Here are some records; copy every line that holds the word "slope".
• • • • • • •
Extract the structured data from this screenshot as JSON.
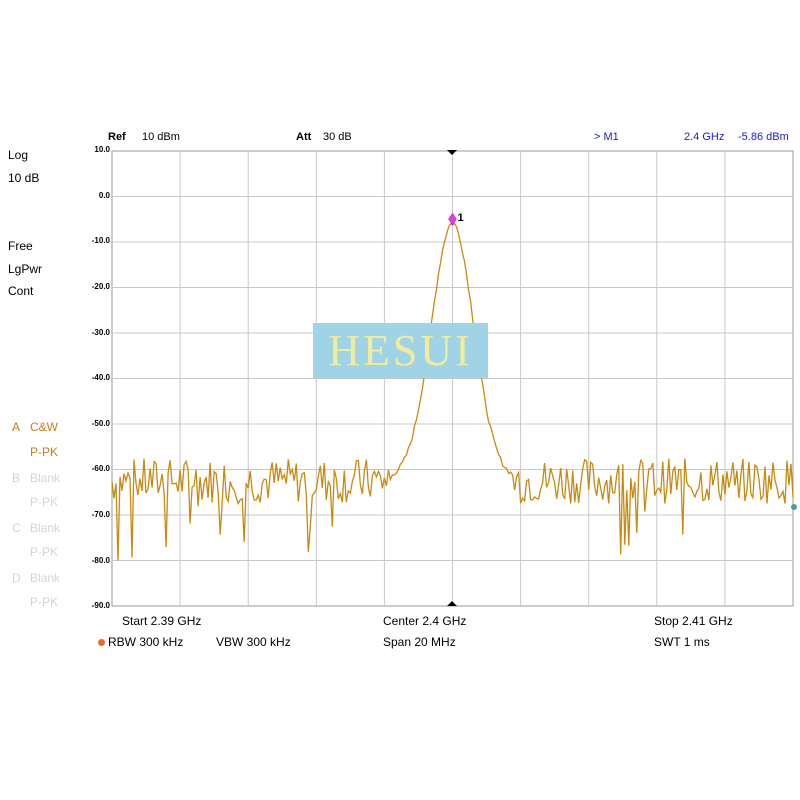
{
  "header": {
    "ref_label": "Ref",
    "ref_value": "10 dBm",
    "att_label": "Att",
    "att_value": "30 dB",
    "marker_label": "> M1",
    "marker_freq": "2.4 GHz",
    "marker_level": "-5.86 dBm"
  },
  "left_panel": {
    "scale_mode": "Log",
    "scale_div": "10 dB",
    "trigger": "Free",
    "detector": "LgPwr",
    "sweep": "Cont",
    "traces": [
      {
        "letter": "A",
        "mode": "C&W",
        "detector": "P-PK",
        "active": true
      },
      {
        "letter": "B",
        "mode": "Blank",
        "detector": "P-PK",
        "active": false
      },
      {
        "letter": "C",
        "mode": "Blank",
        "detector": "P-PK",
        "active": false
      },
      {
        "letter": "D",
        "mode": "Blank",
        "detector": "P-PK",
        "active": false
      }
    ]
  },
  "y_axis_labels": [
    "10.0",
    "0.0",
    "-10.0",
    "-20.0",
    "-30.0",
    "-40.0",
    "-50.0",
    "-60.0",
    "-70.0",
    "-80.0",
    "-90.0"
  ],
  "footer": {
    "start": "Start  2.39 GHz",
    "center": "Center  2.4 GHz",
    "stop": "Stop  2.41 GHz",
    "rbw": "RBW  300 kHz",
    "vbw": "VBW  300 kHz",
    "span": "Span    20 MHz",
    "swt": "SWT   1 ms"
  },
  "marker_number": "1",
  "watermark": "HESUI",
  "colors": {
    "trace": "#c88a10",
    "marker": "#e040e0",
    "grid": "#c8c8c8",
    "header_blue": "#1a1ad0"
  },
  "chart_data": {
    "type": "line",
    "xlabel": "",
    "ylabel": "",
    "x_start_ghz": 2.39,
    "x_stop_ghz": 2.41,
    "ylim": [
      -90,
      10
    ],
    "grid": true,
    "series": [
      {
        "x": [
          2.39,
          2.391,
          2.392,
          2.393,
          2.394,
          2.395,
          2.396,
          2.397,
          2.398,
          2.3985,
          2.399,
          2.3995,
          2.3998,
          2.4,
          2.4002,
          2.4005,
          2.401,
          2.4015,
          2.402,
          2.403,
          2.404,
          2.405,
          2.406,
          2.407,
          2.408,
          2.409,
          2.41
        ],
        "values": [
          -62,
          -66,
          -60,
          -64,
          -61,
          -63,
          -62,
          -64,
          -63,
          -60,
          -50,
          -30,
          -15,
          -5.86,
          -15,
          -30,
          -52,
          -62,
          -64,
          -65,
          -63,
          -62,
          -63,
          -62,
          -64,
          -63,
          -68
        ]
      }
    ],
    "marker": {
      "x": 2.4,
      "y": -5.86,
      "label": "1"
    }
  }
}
• • • • • • •
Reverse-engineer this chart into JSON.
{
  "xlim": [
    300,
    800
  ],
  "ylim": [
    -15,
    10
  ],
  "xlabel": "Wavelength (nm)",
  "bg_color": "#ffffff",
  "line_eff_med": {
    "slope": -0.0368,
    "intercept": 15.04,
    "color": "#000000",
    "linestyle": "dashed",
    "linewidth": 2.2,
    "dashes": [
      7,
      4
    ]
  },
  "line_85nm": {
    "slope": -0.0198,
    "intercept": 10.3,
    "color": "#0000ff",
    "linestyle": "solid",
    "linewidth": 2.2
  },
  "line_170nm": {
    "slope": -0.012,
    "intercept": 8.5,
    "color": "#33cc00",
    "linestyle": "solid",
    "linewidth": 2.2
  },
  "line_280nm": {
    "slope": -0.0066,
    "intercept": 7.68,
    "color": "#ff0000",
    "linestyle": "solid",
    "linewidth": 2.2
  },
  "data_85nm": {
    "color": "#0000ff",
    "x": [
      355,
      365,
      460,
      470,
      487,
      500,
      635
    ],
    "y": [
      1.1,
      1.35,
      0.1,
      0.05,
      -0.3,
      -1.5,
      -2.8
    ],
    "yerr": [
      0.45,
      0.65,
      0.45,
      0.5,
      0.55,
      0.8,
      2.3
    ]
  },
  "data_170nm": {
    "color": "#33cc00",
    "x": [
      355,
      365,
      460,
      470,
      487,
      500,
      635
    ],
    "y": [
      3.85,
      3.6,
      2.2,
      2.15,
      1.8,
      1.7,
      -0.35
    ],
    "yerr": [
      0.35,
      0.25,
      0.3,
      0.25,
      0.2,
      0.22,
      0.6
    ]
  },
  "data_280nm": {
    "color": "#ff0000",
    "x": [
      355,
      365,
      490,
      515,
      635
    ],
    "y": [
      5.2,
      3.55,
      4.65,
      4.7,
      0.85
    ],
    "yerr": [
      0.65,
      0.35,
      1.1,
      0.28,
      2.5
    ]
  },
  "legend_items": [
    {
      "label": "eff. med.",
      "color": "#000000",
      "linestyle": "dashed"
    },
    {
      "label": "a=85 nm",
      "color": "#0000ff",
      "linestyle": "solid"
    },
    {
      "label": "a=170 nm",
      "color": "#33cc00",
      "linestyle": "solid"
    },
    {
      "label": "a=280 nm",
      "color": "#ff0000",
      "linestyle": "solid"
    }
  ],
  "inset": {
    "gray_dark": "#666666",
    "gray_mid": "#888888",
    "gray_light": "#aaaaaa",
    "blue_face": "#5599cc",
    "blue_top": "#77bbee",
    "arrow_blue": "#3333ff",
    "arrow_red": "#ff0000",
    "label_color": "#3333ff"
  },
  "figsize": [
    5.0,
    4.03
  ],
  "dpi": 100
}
• • • • • • •
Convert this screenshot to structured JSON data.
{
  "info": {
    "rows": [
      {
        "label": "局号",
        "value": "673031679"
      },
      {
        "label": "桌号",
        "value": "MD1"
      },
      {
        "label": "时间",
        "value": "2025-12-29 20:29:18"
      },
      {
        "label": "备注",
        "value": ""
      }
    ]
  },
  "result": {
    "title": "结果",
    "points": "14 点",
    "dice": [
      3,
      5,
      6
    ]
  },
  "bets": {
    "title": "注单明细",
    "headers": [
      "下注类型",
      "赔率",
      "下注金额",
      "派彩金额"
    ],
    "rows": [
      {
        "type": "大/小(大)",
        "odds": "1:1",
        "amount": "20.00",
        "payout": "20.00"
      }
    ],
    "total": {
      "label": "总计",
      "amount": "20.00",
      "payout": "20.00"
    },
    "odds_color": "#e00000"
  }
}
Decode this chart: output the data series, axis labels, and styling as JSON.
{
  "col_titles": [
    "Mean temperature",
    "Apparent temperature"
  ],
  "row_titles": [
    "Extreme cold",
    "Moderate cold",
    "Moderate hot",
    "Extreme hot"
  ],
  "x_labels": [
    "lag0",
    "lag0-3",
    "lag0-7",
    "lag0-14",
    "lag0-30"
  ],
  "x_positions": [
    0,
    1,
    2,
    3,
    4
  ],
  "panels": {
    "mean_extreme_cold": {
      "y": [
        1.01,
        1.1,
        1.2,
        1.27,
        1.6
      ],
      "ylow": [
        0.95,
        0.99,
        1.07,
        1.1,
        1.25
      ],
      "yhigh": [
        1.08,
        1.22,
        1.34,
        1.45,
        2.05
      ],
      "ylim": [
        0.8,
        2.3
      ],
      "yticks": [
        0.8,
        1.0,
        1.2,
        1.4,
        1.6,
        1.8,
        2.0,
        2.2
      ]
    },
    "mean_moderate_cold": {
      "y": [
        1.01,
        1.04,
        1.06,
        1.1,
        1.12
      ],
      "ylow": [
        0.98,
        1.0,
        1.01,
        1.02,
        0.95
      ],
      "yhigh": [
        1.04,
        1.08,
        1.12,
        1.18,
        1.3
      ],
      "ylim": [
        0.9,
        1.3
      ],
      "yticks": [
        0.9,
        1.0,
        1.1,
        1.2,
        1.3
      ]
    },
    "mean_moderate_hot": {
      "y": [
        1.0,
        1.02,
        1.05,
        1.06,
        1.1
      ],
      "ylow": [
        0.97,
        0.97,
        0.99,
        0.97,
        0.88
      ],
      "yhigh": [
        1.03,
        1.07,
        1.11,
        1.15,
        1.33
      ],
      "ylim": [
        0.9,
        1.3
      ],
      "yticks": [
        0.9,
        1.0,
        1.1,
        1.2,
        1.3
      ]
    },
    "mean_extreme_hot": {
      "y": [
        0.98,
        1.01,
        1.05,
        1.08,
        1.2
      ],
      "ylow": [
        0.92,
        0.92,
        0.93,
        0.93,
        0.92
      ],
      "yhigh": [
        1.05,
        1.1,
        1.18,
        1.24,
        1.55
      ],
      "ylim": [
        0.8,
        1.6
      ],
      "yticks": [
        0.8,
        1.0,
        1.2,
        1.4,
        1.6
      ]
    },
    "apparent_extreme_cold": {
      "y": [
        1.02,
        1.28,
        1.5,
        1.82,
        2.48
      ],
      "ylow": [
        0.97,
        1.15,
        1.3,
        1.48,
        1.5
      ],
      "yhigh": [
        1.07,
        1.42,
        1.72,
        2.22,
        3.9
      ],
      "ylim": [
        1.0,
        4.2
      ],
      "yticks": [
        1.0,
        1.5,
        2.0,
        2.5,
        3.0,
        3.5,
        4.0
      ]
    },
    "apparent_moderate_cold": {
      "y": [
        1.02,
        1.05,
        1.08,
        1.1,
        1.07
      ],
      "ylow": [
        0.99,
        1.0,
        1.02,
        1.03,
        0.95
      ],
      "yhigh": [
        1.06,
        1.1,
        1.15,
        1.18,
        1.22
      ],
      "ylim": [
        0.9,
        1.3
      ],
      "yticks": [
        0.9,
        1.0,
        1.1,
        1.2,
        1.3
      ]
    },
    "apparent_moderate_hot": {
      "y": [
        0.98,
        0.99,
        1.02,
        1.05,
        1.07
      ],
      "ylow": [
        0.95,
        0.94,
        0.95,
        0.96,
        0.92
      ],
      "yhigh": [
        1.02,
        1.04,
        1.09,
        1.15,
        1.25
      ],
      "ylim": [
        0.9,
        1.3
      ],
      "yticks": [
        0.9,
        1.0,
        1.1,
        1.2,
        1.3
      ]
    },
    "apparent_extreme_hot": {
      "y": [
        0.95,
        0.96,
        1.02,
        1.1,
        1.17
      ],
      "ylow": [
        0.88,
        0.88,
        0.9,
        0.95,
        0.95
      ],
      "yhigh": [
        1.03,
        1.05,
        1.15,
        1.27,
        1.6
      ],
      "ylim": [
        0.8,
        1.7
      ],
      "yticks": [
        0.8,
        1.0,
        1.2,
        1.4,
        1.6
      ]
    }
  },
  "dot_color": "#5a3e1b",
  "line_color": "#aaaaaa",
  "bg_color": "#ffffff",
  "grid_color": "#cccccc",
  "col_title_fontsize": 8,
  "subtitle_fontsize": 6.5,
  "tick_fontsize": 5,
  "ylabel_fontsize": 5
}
• • • • • • •
_Complete response_.
    "slope": -0.0368,
    "slope": -0.0198,
    "slope": -0.012,
    "slope": -0.0066,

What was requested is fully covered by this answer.